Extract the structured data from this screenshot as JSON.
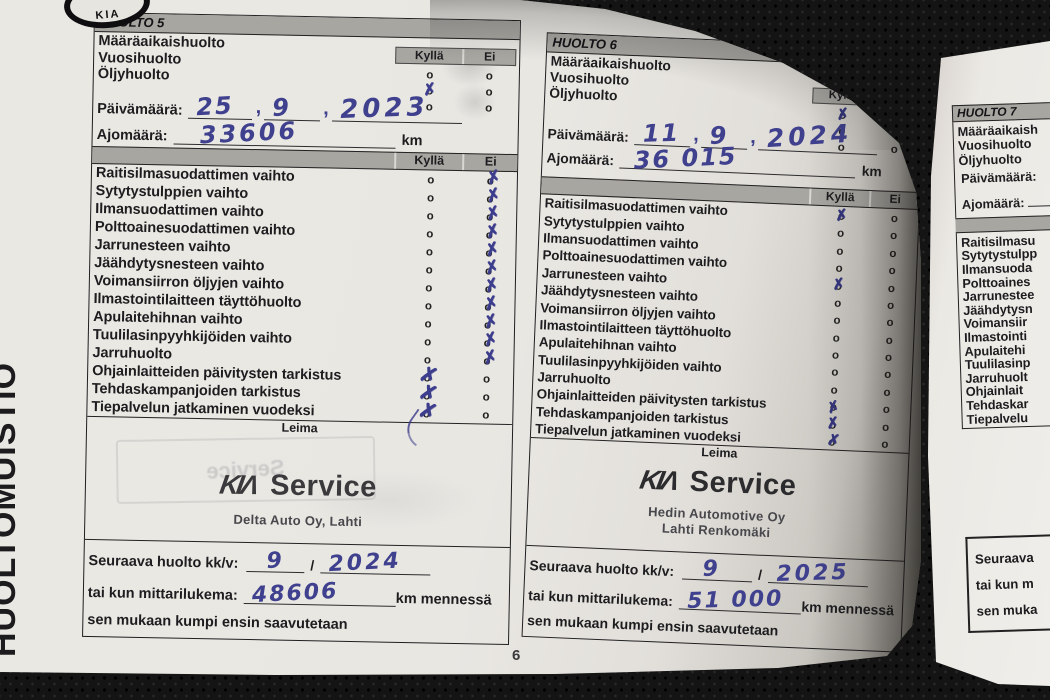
{
  "photo": {
    "page_number": "6",
    "side_tab": "HUOLTOMUISTIO",
    "badge_text": "KIA"
  },
  "labels": {
    "yes": "Kyllä",
    "no": "Ei",
    "stamp": "Leima"
  },
  "glyphs": {
    "circle": "o",
    "mark": "✗",
    "hand_sep": ",",
    "slash": "/",
    "kia_logo": "KIΛ"
  },
  "service5": {
    "title": "HUOLTO 5",
    "top_items": [
      {
        "label": "Määräaikaishuolto",
        "mark": ""
      },
      {
        "label": "Vuosihuolto",
        "mark": "yes"
      },
      {
        "label": "Öljyhuolto",
        "mark": ""
      }
    ],
    "date_label": "Päivämäärä:",
    "date_day": "25",
    "date_month": "9",
    "date_year": "2023",
    "odo_label": "Ajomäärä:",
    "odo": "33606",
    "km_label": "km",
    "items": [
      {
        "label": "Raitisilmasuodattimen vaihto",
        "mark": "no"
      },
      {
        "label": "Sytytystulppien vaihto",
        "mark": "no"
      },
      {
        "label": "Ilmansuodattimen vaihto",
        "mark": "no"
      },
      {
        "label": "Polttoainesuodattimen vaihto",
        "mark": "no"
      },
      {
        "label": "Jarrunesteen vaihto",
        "mark": "no"
      },
      {
        "label": "Jäähdytysnesteen vaihto",
        "mark": "no"
      },
      {
        "label": "Voimansiirron öljyjen vaihto",
        "mark": "no"
      },
      {
        "label": "Ilmastointilaitteen täyttöhuolto",
        "mark": "no"
      },
      {
        "label": "Apulaitehihnan vaihto",
        "mark": "no"
      },
      {
        "label": "Tuulilasinpyyhkijöiden vaihto",
        "mark": "no"
      },
      {
        "label": "Jarruhuolto",
        "mark": "no"
      },
      {
        "label": "Ohjainlaitteiden päivitysten tarkistus",
        "mark": "yes"
      },
      {
        "label": "Tehdaskampanjoiden tarkistus",
        "mark": "yes"
      },
      {
        "label": "Tiepalvelun jatkaminen vuodeksi",
        "mark": "yes"
      }
    ],
    "ghost_text": "Service",
    "stamp": {
      "brand_suffix": "Service",
      "dealer_line1": "Delta Auto Oy, Lahti"
    },
    "next": {
      "label": "Seuraava huolto kk/v:",
      "month": "9",
      "year": "2024",
      "odo_label": "tai kun mittarilukema:",
      "odo": "48606",
      "km_suffix": "km mennessä",
      "note": "sen mukaan kumpi ensin saavutetaan"
    }
  },
  "service6": {
    "title": "HUOLTO 6",
    "top_items": [
      {
        "label": "Määräaikaishuolto",
        "mark": "yes"
      },
      {
        "label": "Vuosihuolto",
        "mark": ""
      },
      {
        "label": "Öljyhuolto",
        "mark": ""
      }
    ],
    "date_label": "Päivämäärä:",
    "date_day": "11",
    "date_month": "9",
    "date_year": "2024",
    "odo_label": "Ajomäärä:",
    "odo": "36 015",
    "km_label": "km",
    "items": [
      {
        "label": "Raitisilmasuodattimen vaihto",
        "mark": "yes"
      },
      {
        "label": "Sytytystulppien vaihto",
        "mark": ""
      },
      {
        "label": "Ilmansuodattimen vaihto",
        "mark": ""
      },
      {
        "label": "Polttoainesuodattimen vaihto",
        "mark": ""
      },
      {
        "label": "Jarrunesteen vaihto",
        "mark": "yes"
      },
      {
        "label": "Jäähdytysnesteen vaihto",
        "mark": ""
      },
      {
        "label": "Voimansiirron öljyjen vaihto",
        "mark": ""
      },
      {
        "label": "Ilmastointilaitteen täyttöhuolto",
        "mark": ""
      },
      {
        "label": "Apulaitehihnan vaihto",
        "mark": ""
      },
      {
        "label": "Tuulilasinpyyhkijöiden vaihto",
        "mark": ""
      },
      {
        "label": "Jarruhuolto",
        "mark": ""
      },
      {
        "label": "Ohjainlaitteiden päivitysten tarkistus",
        "mark": "yes"
      },
      {
        "label": "Tehdaskampanjoiden tarkistus",
        "mark": "yes"
      },
      {
        "label": "Tiepalvelun jatkaminen vuodeksi",
        "mark": "yes"
      }
    ],
    "stamp": {
      "brand_suffix": "Service",
      "dealer_line1": "Hedin Automotive Oy",
      "dealer_line2": "Lahti Renkomäki"
    },
    "next": {
      "label": "Seuraava huolto kk/v:",
      "month": "9",
      "year": "2025",
      "odo_label": "tai kun mittarilukema:",
      "odo": "51 000",
      "km_suffix": "km mennessä",
      "note": "sen mukaan kumpi ensin saavutetaan"
    }
  },
  "service7": {
    "title": "HUOLTO 7",
    "lines": [
      "Määräaikaish",
      "Vuosihuolto",
      "Öljyhuolto",
      "Päivämäärä:",
      "Ajomäärä:"
    ],
    "items": [
      "Raitisilmasu",
      "Sytytystulpp",
      "Ilmansuoda",
      "Polttoaines",
      "Jarrunestee",
      "Jäähdytysn",
      "Voimansiir",
      "Ilmastointi",
      "Apulaitehi",
      "Tuulilasinp",
      "Jarruhuolt",
      "Ohjainlait",
      "Tehdaskar",
      "Tiepalvelu"
    ],
    "bottom": [
      "Seuraava",
      "tai kun m",
      "sen muka"
    ]
  }
}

**GIVEN INSTRUCTION**
Take the listing above and restate it word for word, without its pictures.

**RESULT OF THIS TASK**
Extract the structured data from this screenshot as JSON.
{
  "photo": {
    "page_number": "6",
    "side_tab": "HUOLTOMUISTIO",
    "badge_text": "KIA"
  },
  "labels": {
    "yes": "Kyllä",
    "no": "Ei",
    "stamp": "Leima"
  },
  "glyphs": {
    "circle": "o",
    "mark": "✗",
    "hand_sep": ",",
    "slash": "/",
    "kia_logo": "KIΛ"
  },
  "service5": {
    "title": "HUOLTO 5",
    "top_items": [
      {
        "label": "Määräaikaishuolto",
        "mark": ""
      },
      {
        "label": "Vuosihuolto",
        "mark": "yes"
      },
      {
        "label": "Öljyhuolto",
        "mark": ""
      }
    ],
    "date_label": "Päivämäärä:",
    "date_day": "25",
    "date_month": "9",
    "date_year": "2023",
    "odo_label": "Ajomäärä:",
    "odo": "33606",
    "km_label": "km",
    "items": [
      {
        "label": "Raitisilmasuodattimen vaihto",
        "mark": "no"
      },
      {
        "label": "Sytytystulppien vaihto",
        "mark": "no"
      },
      {
        "label": "Ilmansuodattimen vaihto",
        "mark": "no"
      },
      {
        "label": "Polttoainesuodattimen vaihto",
        "mark": "no"
      },
      {
        "label": "Jarrunesteen vaihto",
        "mark": "no"
      },
      {
        "label": "Jäähdytysnesteen vaihto",
        "mark": "no"
      },
      {
        "label": "Voimansiirron öljyjen vaihto",
        "mark": "no"
      },
      {
        "label": "Ilmastointilaitteen täyttöhuolto",
        "mark": "no"
      },
      {
        "label": "Apulaitehihnan vaihto",
        "mark": "no"
      },
      {
        "label": "Tuulilasinpyyhkijöiden vaihto",
        "mark": "no"
      },
      {
        "label": "Jarruhuolto",
        "mark": "no"
      },
      {
        "label": "Ohjainlaitteiden päivitysten tarkistus",
        "mark": "yes"
      },
      {
        "label": "Tehdaskampanjoiden tarkistus",
        "mark": "yes"
      },
      {
        "label": "Tiepalvelun jatkaminen vuodeksi",
        "mark": "yes"
      }
    ],
    "ghost_text": "Service",
    "stamp": {
      "brand_suffix": "Service",
      "dealer_line1": "Delta Auto Oy, Lahti"
    },
    "next": {
      "label": "Seuraava huolto kk/v:",
      "month": "9",
      "year": "2024",
      "odo_label": "tai kun mittarilukema:",
      "odo": "48606",
      "km_suffix": "km mennessä",
      "note": "sen mukaan kumpi ensin saavutetaan"
    }
  },
  "service6": {
    "title": "HUOLTO 6",
    "top_items": [
      {
        "label": "Määräaikaishuolto",
        "mark": "yes"
      },
      {
        "label": "Vuosihuolto",
        "mark": ""
      },
      {
        "label": "Öljyhuolto",
        "mark": ""
      }
    ],
    "date_label": "Päivämäärä:",
    "date_day": "11",
    "date_month": "9",
    "date_year": "2024",
    "odo_label": "Ajomäärä:",
    "odo": "36 015",
    "km_label": "km",
    "items": [
      {
        "label": "Raitisilmasuodattimen vaihto",
        "mark": "yes"
      },
      {
        "label": "Sytytystulppien vaihto",
        "mark": ""
      },
      {
        "label": "Ilmansuodattimen vaihto",
        "mark": ""
      },
      {
        "label": "Polttoainesuodattimen vaihto",
        "mark": ""
      },
      {
        "label": "Jarrunesteen vaihto",
        "mark": "yes"
      },
      {
        "label": "Jäähdytysnesteen vaihto",
        "mark": ""
      },
      {
        "label": "Voimansiirron öljyjen vaihto",
        "mark": ""
      },
      {
        "label": "Ilmastointilaitteen täyttöhuolto",
        "mark": ""
      },
      {
        "label": "Apulaitehihnan vaihto",
        "mark": ""
      },
      {
        "label": "Tuulilasinpyyhkijöiden vaihto",
        "mark": ""
      },
      {
        "label": "Jarruhuolto",
        "mark": ""
      },
      {
        "label": "Ohjainlaitteiden päivitysten tarkistus",
        "mark": "yes"
      },
      {
        "label": "Tehdaskampanjoiden tarkistus",
        "mark": "yes"
      },
      {
        "label": "Tiepalvelun jatkaminen vuodeksi",
        "mark": "yes"
      }
    ],
    "stamp": {
      "brand_suffix": "Service",
      "dealer_line1": "Hedin Automotive Oy",
      "dealer_line2": "Lahti Renkomäki"
    },
    "next": {
      "label": "Seuraava huolto kk/v:",
      "month": "9",
      "year": "2025",
      "odo_label": "tai kun mittarilukema:",
      "odo": "51 000",
      "km_suffix": "km mennessä",
      "note": "sen mukaan kumpi ensin saavutetaan"
    }
  },
  "service7": {
    "title": "HUOLTO 7",
    "lines": [
      "Määräaikaish",
      "Vuosihuolto",
      "Öljyhuolto",
      "Päivämäärä:",
      "Ajomäärä:"
    ],
    "items": [
      "Raitisilmasu",
      "Sytytystulpp",
      "Ilmansuoda",
      "Polttoaines",
      "Jarrunestee",
      "Jäähdytysn",
      "Voimansiir",
      "Ilmastointi",
      "Apulaitehi",
      "Tuulilasinp",
      "Jarruhuolt",
      "Ohjainlait",
      "Tehdaskar",
      "Tiepalvelu"
    ],
    "bottom": [
      "Seuraava",
      "tai kun m",
      "sen muka"
    ]
  }
}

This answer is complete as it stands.